▶ [Problem requirements]
Copy out all the records, word for word.

▶ [Extracted records]

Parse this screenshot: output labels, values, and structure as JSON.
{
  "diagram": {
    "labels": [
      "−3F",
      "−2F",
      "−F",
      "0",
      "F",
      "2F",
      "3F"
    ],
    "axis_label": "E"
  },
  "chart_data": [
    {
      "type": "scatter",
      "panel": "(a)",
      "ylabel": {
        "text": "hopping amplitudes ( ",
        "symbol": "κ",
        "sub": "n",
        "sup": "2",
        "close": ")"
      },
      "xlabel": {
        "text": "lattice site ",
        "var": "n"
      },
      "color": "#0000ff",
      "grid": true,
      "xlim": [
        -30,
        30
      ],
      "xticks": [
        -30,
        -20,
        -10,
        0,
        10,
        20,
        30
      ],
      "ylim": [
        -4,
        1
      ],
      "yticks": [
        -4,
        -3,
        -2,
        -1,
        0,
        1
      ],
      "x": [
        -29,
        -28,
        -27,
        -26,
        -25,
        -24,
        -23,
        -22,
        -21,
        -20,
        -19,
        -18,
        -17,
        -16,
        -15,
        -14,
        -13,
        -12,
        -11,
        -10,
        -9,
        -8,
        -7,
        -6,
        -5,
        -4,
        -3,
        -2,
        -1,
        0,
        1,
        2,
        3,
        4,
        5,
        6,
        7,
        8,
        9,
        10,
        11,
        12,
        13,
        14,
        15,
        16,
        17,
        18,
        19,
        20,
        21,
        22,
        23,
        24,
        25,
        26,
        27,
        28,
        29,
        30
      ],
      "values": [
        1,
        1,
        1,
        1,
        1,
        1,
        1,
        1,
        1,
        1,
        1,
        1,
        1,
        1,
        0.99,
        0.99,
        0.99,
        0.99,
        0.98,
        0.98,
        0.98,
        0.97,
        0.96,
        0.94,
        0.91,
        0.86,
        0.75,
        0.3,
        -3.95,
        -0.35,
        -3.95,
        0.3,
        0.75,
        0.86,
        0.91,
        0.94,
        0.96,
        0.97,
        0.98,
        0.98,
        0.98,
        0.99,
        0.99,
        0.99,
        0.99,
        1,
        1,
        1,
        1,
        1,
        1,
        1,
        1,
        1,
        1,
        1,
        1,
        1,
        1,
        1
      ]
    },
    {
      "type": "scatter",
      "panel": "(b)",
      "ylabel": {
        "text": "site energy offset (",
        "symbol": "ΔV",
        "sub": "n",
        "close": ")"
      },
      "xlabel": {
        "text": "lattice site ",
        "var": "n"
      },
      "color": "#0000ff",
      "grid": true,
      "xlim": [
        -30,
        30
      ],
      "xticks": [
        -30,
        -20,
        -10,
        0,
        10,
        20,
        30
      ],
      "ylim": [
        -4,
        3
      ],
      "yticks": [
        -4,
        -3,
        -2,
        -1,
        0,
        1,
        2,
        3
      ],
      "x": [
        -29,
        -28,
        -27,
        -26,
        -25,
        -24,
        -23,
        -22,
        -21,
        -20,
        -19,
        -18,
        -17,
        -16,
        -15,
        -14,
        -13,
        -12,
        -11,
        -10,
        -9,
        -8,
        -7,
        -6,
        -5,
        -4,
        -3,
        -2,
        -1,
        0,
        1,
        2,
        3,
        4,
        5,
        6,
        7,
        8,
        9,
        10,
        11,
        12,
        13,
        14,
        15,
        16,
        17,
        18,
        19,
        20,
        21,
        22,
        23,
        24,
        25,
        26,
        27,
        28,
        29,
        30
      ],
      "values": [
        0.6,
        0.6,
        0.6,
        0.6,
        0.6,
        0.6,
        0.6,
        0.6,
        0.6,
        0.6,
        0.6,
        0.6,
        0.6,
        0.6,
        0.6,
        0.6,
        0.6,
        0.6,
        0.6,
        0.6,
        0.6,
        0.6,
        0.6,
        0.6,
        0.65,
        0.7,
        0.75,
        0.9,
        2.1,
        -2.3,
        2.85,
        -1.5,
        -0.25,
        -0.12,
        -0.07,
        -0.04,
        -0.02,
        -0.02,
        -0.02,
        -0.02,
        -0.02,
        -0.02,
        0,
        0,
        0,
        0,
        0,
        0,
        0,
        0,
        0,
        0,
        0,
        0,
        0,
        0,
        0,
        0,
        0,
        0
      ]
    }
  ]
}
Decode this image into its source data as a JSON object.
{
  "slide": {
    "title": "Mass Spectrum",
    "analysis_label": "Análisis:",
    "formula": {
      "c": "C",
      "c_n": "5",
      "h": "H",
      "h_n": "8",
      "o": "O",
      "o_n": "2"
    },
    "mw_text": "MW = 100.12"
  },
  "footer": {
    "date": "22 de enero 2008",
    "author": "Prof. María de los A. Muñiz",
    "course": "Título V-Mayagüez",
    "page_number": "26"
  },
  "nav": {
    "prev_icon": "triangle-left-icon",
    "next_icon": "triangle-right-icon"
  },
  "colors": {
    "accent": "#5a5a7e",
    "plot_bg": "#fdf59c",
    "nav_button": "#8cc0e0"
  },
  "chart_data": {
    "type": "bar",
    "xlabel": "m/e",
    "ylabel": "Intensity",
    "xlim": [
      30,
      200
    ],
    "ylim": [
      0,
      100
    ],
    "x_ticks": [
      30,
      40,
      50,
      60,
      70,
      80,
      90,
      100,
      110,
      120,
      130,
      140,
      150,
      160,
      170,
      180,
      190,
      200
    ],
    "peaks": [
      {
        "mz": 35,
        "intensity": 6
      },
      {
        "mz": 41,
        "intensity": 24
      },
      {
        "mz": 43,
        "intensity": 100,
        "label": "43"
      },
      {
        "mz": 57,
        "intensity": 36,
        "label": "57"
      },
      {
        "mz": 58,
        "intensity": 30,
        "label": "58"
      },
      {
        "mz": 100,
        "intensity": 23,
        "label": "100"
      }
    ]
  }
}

▶ [Task answer]
Parse this screenshot: output labels, values, and structure as JSON.
{
  "diagram": {
    "labels": [
      "−3F",
      "−2F",
      "−F",
      "0",
      "F",
      "2F",
      "3F"
    ],
    "axis_label": "E"
  },
  "chart_data": [
    {
      "type": "scatter",
      "panel": "(a)",
      "ylabel": {
        "text": "hopping amplitudes ( ",
        "symbol": "κ",
        "sub": "n",
        "sup": "2",
        "close": ")"
      },
      "xlabel": {
        "text": "lattice site ",
        "var": "n"
      },
      "color": "#0000ff",
      "grid": true,
      "xlim": [
        -30,
        30
      ],
      "xticks": [
        -30,
        -20,
        -10,
        0,
        10,
        20,
        30
      ],
      "ylim": [
        -4,
        1
      ],
      "yticks": [
        -4,
        -3,
        -2,
        -1,
        0,
        1
      ],
      "x": [
        -29,
        -28,
        -27,
        -26,
        -25,
        -24,
        -23,
        -22,
        -21,
        -20,
        -19,
        -18,
        -17,
        -16,
        -15,
        -14,
        -13,
        -12,
        -11,
        -10,
        -9,
        -8,
        -7,
        -6,
        -5,
        -4,
        -3,
        -2,
        -1,
        0,
        1,
        2,
        3,
        4,
        5,
        6,
        7,
        8,
        9,
        10,
        11,
        12,
        13,
        14,
        15,
        16,
        17,
        18,
        19,
        20,
        21,
        22,
        23,
        24,
        25,
        26,
        27,
        28,
        29,
        30
      ],
      "values": [
        1,
        1,
        1,
        1,
        1,
        1,
        1,
        1,
        1,
        1,
        1,
        1,
        1,
        1,
        0.99,
        0.99,
        0.99,
        0.99,
        0.98,
        0.98,
        0.98,
        0.97,
        0.96,
        0.94,
        0.91,
        0.86,
        0.75,
        0.3,
        -3.95,
        -0.35,
        -3.95,
        0.3,
        0.75,
        0.86,
        0.91,
        0.94,
        0.96,
        0.97,
        0.98,
        0.98,
        0.98,
        0.99,
        0.99,
        0.99,
        0.99,
        1,
        1,
        1,
        1,
        1,
        1,
        1,
        1,
        1,
        1,
        1,
        1,
        1,
        1,
        1
      ]
    },
    {
      "type": "scatter",
      "panel": "(b)",
      "ylabel": {
        "text": "site energy offset (",
        "symbol": "ΔV",
        "sub": "n",
        "close": ")"
      },
      "xlabel": {
        "text": "lattice site ",
        "var": "n"
      },
      "color": "#0000ff",
      "grid": true,
      "xlim": [
        -30,
        30
      ],
      "xticks": [
        -30,
        -20,
        -10,
        0,
        10,
        20,
        30
      ],
      "ylim": [
        -4,
        3
      ],
      "yticks": [
        -4,
        -3,
        -2,
        -1,
        0,
        1,
        2,
        3
      ],
      "x": [
        -29,
        -28,
        -27,
        -26,
        -25,
        -24,
        -23,
        -22,
        -21,
        -20,
        -19,
        -18,
        -17,
        -16,
        -15,
        -14,
        -13,
        -12,
        -11,
        -10,
        -9,
        -8,
        -7,
        -6,
        -5,
        -4,
        -3,
        -2,
        -1,
        0,
        1,
        2,
        3,
        4,
        5,
        6,
        7,
        8,
        9,
        10,
        11,
        12,
        13,
        14,
        15,
        16,
        17,
        18,
        19,
        20,
        21,
        22,
        23,
        24,
        25,
        26,
        27,
        28,
        29,
        30
      ],
      "values": [
        0.6,
        0.6,
        0.6,
        0.6,
        0.6,
        0.6,
        0.6,
        0.6,
        0.6,
        0.6,
        0.6,
        0.6,
        0.6,
        0.6,
        0.6,
        0.6,
        0.6,
        0.6,
        0.6,
        0.6,
        0.6,
        0.6,
        0.6,
        0.6,
        0.65,
        0.7,
        0.75,
        0.9,
        2.1,
        -2.3,
        2.85,
        -1.5,
        -0.25,
        -0.12,
        -0.07,
        -0.04,
        -0.02,
        -0.02,
        -0.02,
        -0.02,
        -0.02,
        -0.02,
        0,
        0,
        0,
        0,
        0,
        0,
        0,
        0,
        0,
        0,
        0,
        0,
        0,
        0,
        0,
        0,
        0,
        0
      ]
    }
  ]
}
Decode this image into its source data as a JSON object.
{
  "slide": {
    "title": "Mass Spectrum",
    "analysis_label": "Análisis:",
    "formula": {
      "c": "C",
      "c_n": "5",
      "h": "H",
      "h_n": "8",
      "o": "O",
      "o_n": "2"
    },
    "mw_text": "MW = 100.12"
  },
  "footer": {
    "date": "22 de enero 2008",
    "author": "Prof. María de los A. Muñiz",
    "course": "Título V-Mayagüez",
    "page_number": "26"
  },
  "nav": {
    "prev_icon": "triangle-left-icon",
    "next_icon": "triangle-right-icon"
  },
  "colors": {
    "accent": "#5a5a7e",
    "plot_bg": "#fdf59c",
    "nav_button": "#8cc0e0"
  },
  "chart_data": {
    "type": "bar",
    "xlabel": "m/e",
    "ylabel": "Intensity",
    "xlim": [
      30,
      200
    ],
    "ylim": [
      0,
      100
    ],
    "x_ticks": [
      30,
      40,
      50,
      60,
      70,
      80,
      90,
      100,
      110,
      120,
      130,
      140,
      150,
      160,
      170,
      180,
      190,
      200
    ],
    "peaks": [
      {
        "mz": 35,
        "intensity": 6
      },
      {
        "mz": 41,
        "intensity": 24
      },
      {
        "mz": 43,
        "intensity": 100,
        "label": "43"
      },
      {
        "mz": 57,
        "intensity": 36,
        "label": "57"
      },
      {
        "mz": 58,
        "intensity": 30,
        "label": "58"
      },
      {
        "mz": 100,
        "intensity": 23,
        "label": "100"
      }
    ]
  }
}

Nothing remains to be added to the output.